═════ Dataset excerpts
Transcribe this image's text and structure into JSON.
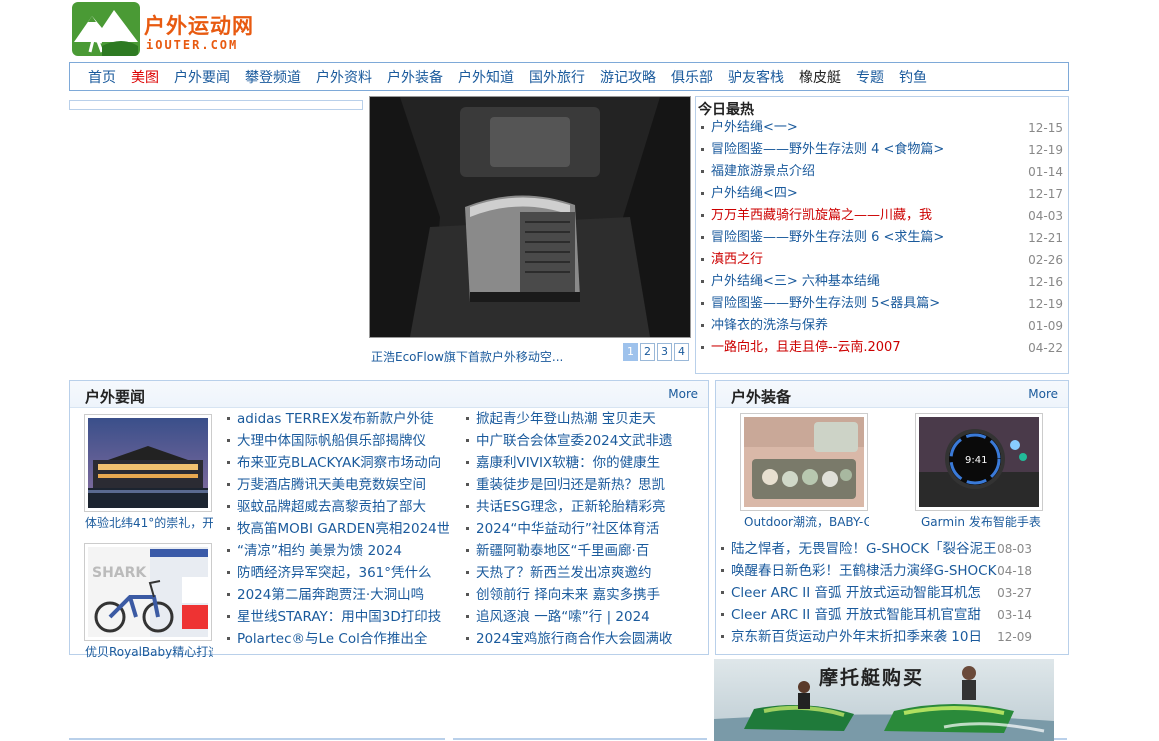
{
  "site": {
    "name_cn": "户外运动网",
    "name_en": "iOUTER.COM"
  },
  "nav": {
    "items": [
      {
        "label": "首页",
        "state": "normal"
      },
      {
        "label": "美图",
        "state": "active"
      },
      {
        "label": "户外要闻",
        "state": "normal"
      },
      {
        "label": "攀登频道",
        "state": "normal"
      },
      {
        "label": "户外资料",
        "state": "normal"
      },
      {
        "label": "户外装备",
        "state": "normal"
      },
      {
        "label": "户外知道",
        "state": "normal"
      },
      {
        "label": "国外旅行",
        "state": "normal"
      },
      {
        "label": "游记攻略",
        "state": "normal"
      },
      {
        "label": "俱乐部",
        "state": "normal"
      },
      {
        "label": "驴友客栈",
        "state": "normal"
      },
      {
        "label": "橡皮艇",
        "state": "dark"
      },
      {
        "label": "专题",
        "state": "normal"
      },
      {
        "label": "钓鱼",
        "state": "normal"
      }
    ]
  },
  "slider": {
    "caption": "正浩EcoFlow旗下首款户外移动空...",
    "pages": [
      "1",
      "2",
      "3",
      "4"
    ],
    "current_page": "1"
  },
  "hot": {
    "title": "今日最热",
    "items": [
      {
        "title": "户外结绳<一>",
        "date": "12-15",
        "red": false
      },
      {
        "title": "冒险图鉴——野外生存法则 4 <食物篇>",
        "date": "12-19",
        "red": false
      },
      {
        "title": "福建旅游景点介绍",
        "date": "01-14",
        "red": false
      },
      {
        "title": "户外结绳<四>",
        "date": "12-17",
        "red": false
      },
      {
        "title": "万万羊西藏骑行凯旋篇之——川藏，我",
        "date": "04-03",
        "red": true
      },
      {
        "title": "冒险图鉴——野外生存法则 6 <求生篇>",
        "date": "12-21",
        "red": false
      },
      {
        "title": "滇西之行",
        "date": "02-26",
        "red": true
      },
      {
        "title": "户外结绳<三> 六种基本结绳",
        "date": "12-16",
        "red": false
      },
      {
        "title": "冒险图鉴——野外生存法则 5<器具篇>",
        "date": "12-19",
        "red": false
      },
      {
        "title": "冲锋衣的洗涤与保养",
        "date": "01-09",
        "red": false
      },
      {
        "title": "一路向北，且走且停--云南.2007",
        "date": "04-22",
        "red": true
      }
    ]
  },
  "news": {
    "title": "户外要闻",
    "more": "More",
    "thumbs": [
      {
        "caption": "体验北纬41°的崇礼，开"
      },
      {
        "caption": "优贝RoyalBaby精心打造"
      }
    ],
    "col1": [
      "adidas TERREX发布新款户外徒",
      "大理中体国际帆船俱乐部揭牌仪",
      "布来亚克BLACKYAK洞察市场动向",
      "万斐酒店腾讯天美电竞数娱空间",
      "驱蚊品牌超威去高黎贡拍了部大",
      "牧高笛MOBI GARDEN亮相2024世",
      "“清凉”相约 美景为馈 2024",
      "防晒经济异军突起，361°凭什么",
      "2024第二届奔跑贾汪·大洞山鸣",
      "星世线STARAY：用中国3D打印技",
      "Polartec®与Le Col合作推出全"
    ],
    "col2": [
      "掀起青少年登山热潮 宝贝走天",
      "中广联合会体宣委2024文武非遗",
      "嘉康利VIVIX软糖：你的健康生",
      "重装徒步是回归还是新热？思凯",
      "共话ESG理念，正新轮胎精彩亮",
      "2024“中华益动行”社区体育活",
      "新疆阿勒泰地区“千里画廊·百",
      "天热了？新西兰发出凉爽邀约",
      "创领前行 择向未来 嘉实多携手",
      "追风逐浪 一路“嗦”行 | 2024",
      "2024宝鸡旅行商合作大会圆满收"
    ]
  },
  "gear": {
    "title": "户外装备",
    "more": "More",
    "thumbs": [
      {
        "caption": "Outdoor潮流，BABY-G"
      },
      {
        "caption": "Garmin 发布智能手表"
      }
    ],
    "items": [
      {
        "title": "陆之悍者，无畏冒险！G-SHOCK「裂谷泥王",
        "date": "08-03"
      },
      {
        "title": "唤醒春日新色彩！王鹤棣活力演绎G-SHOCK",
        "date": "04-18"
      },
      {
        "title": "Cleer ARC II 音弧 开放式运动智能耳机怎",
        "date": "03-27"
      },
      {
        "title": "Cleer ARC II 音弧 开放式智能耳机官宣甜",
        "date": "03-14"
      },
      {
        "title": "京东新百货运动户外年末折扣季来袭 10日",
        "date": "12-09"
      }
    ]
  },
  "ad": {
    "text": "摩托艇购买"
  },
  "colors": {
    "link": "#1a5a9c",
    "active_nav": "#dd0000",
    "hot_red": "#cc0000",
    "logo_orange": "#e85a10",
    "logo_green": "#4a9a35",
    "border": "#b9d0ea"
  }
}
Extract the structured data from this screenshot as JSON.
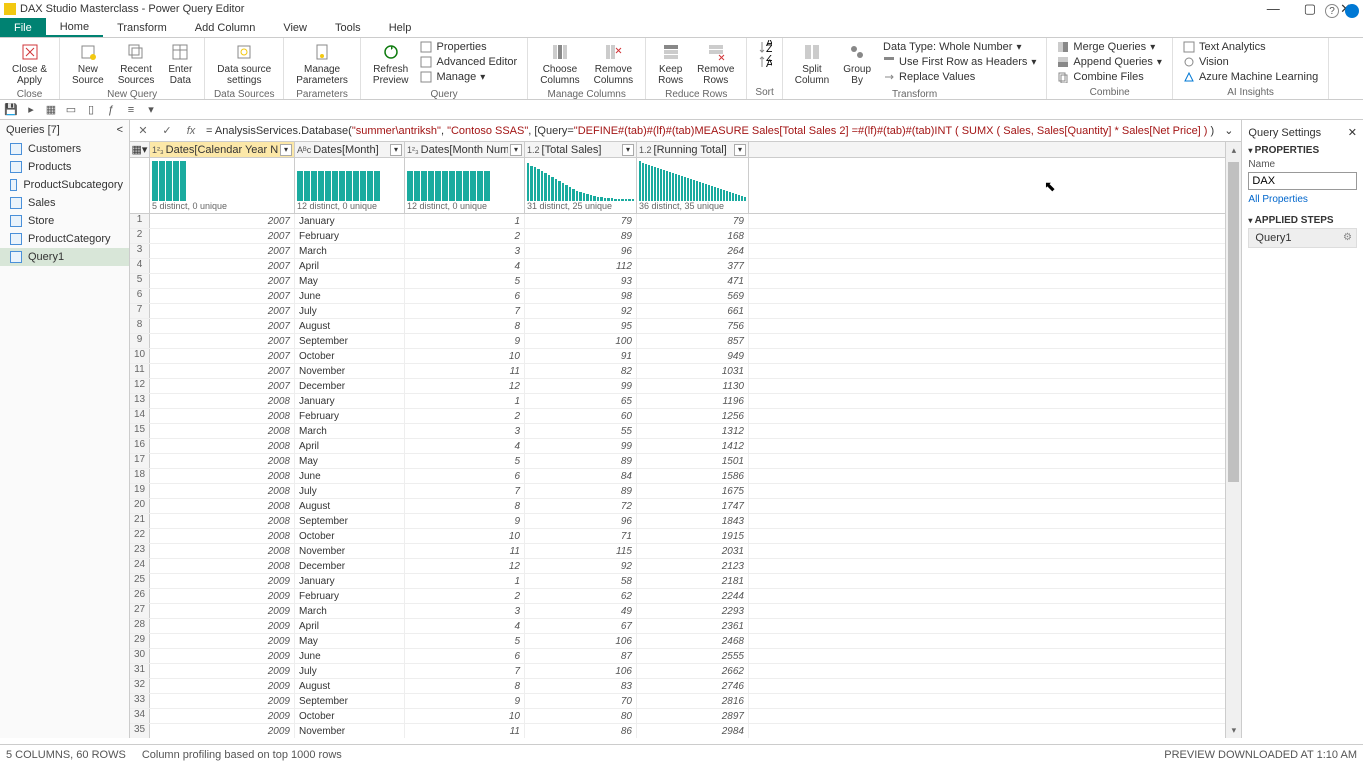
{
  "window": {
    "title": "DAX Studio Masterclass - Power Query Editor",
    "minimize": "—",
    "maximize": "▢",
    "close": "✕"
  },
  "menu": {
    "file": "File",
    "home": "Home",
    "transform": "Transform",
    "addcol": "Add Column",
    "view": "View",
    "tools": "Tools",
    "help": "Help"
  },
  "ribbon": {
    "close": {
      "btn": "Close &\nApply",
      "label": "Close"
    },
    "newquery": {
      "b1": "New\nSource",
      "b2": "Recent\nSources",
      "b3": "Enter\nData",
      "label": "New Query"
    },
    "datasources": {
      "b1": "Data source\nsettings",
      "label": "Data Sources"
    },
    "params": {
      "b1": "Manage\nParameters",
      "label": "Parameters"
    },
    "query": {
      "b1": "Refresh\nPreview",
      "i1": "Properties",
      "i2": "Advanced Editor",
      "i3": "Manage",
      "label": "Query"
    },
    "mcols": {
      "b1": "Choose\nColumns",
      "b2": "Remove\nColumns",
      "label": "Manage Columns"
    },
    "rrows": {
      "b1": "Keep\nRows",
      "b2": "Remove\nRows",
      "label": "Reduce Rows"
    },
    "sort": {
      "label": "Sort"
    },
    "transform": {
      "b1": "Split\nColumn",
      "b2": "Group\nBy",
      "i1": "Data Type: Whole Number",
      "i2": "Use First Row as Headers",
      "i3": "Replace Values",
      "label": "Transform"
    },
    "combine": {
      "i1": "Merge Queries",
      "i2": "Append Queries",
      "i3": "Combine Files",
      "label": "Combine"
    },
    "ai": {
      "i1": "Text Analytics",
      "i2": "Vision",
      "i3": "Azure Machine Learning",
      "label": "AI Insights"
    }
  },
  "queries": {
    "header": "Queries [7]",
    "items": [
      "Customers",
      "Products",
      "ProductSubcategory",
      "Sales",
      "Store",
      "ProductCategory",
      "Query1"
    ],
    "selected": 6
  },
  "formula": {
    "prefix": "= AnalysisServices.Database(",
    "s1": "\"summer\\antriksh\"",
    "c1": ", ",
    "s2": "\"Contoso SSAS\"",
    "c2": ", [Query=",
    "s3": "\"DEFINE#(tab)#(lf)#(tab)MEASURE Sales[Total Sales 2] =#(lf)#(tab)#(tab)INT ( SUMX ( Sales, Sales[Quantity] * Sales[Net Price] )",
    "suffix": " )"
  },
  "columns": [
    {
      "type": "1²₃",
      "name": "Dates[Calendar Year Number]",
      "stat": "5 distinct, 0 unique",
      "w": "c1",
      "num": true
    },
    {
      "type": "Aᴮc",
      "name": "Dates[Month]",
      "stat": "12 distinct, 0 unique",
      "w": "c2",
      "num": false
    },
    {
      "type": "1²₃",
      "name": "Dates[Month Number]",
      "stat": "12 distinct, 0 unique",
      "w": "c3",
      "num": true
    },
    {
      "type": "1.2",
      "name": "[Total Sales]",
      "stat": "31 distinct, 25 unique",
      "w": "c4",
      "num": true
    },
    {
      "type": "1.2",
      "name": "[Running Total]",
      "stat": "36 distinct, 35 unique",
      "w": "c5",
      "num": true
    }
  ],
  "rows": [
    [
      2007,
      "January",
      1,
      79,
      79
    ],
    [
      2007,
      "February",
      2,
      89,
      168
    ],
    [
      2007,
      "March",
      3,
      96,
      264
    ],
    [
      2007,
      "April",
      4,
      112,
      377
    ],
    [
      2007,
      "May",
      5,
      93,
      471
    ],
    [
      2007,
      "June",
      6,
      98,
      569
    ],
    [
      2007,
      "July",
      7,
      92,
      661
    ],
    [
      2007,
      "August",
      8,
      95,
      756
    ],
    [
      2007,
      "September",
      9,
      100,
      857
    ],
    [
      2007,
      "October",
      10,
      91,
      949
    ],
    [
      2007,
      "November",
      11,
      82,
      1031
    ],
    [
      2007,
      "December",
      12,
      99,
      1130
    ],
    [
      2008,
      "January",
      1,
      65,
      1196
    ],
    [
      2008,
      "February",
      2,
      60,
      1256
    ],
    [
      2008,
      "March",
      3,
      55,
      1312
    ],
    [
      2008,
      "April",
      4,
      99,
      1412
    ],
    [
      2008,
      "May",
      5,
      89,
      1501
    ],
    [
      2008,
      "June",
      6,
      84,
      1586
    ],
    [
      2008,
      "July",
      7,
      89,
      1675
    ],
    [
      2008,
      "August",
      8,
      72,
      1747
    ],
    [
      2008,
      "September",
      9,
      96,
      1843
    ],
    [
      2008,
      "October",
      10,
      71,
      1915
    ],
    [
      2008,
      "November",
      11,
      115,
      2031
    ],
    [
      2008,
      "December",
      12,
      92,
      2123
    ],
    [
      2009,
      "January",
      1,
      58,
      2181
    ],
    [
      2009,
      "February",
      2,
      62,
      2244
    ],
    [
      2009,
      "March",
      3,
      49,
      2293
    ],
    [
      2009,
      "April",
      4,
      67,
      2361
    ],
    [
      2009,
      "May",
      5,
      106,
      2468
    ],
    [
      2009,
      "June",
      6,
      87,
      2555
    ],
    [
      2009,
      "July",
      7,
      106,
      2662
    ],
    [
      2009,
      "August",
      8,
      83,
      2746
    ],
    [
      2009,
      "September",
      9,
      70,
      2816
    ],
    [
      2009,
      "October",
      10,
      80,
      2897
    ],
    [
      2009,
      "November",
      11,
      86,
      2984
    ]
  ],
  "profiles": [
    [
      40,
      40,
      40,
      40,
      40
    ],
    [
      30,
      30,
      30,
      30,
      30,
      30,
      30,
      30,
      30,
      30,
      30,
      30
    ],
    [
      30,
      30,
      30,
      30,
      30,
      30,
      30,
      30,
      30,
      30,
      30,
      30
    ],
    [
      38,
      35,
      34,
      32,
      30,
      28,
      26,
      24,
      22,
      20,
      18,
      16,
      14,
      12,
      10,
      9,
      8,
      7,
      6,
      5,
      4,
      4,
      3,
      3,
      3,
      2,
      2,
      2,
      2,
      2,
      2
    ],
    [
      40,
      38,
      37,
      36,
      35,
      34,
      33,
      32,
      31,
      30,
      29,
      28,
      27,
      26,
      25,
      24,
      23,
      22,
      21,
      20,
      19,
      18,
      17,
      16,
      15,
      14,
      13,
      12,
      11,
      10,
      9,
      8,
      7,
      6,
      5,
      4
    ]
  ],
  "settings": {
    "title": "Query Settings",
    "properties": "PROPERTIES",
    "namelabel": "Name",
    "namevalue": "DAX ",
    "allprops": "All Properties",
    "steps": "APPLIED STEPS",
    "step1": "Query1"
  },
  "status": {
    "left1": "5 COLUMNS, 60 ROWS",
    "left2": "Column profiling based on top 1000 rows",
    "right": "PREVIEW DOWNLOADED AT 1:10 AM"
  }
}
══════════
═════ Dataset excerpts
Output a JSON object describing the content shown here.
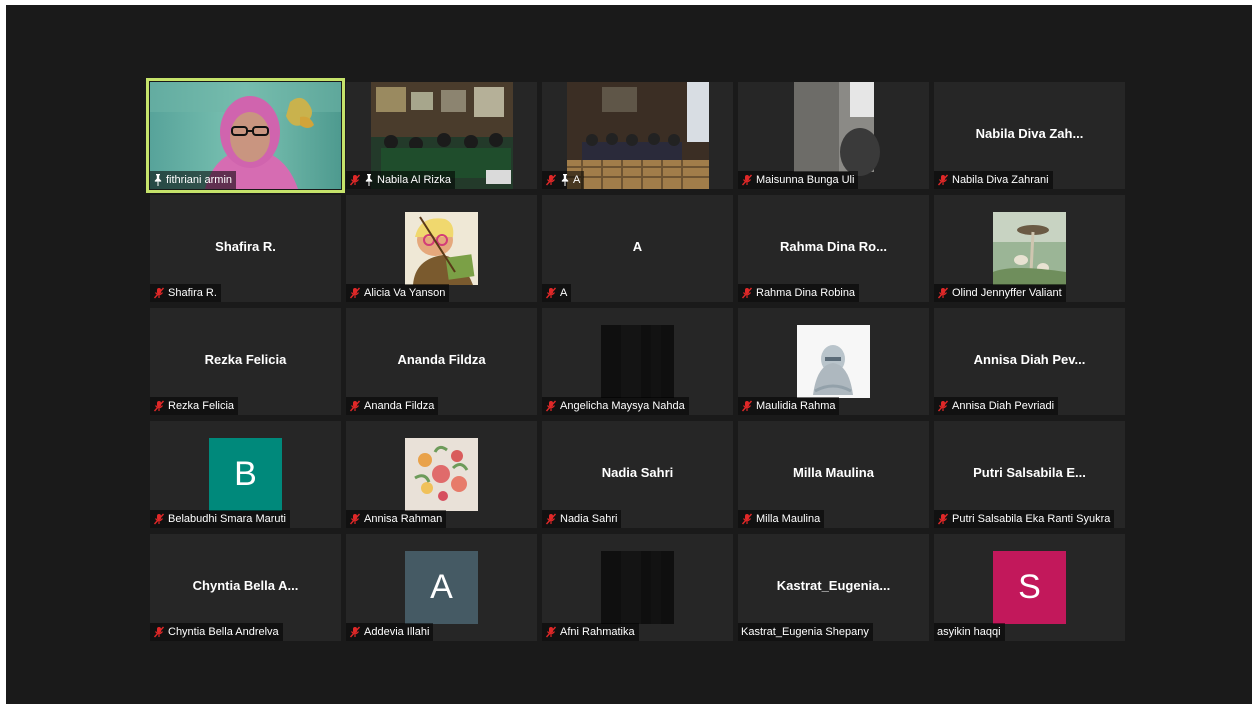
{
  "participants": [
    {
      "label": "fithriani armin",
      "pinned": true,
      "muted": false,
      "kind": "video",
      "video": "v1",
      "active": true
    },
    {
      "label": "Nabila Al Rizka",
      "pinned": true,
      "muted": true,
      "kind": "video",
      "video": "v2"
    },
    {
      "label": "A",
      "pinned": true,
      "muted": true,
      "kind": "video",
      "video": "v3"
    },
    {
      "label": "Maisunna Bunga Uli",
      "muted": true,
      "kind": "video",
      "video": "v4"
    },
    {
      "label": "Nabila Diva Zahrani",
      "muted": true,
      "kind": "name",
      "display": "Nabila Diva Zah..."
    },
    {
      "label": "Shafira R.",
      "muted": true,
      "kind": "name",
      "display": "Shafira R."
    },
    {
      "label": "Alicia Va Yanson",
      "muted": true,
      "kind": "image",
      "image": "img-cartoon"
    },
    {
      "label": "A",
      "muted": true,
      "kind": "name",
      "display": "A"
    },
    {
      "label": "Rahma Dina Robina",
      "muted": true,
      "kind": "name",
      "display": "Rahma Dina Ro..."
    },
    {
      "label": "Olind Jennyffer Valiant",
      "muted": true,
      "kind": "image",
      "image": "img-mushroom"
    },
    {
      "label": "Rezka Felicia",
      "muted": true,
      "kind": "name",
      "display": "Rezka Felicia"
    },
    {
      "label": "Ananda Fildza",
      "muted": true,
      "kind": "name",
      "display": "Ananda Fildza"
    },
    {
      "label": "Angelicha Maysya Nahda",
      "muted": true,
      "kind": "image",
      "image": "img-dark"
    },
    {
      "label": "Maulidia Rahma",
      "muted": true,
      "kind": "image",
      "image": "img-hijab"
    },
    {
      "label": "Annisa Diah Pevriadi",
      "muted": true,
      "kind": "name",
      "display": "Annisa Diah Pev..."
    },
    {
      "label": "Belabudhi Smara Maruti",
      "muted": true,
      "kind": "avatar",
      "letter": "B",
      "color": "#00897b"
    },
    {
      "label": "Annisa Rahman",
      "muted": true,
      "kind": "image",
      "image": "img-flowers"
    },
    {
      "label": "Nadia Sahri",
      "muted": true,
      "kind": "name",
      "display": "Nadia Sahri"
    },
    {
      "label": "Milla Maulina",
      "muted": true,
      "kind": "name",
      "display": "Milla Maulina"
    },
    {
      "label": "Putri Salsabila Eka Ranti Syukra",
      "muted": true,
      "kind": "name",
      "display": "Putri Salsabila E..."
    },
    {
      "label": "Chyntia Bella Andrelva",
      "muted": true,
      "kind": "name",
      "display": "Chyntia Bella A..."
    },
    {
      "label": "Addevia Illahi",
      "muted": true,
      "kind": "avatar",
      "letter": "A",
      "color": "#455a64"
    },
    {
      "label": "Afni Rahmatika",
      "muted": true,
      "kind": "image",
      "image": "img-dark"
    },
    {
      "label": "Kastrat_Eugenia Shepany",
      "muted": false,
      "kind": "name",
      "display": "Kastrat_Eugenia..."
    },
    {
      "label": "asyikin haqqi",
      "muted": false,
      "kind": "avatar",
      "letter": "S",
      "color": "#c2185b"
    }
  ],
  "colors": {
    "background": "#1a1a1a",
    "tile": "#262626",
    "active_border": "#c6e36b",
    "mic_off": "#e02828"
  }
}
══════════
═════ Dataset excerpts
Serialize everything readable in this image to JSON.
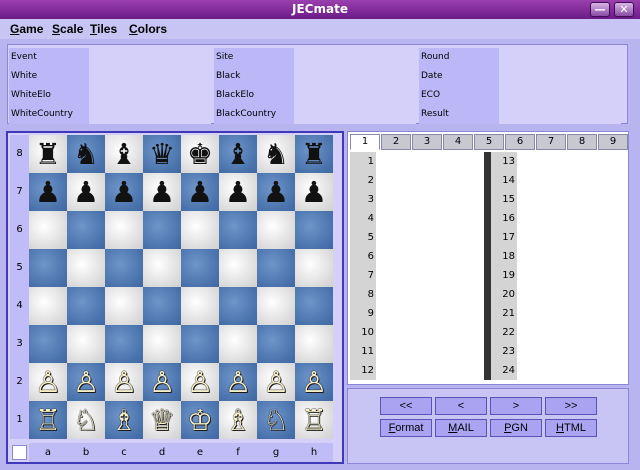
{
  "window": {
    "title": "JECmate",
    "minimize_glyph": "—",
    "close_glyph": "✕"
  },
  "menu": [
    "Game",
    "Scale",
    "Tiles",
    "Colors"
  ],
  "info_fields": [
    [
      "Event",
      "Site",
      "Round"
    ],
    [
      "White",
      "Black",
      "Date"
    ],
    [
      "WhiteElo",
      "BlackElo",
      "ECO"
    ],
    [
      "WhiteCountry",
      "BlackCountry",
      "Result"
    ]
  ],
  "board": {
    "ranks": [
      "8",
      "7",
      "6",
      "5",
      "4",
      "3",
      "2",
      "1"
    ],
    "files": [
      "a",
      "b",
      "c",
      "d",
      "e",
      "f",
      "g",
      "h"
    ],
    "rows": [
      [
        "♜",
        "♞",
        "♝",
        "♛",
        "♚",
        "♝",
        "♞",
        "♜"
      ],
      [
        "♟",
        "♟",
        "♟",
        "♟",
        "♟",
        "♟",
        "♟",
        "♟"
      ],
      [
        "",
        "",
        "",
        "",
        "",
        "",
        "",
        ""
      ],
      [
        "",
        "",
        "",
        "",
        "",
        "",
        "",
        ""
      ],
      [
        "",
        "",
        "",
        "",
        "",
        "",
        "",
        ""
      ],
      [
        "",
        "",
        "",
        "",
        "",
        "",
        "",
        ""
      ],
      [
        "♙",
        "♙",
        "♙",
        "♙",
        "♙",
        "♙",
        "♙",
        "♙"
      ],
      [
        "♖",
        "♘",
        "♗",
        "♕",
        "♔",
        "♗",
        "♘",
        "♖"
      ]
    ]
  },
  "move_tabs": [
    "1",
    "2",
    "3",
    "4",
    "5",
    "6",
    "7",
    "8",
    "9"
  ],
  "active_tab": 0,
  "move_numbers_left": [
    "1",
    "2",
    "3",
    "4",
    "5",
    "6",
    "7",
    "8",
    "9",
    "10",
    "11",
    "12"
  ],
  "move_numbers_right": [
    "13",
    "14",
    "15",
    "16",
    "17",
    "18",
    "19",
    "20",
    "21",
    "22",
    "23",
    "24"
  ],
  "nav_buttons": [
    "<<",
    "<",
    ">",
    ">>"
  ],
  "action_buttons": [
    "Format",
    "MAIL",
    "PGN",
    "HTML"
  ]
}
══════════
**What the exercise asks:** Across the records, how many lines contain "Salsabila"? Only the number should be given.

**Written solution:** 2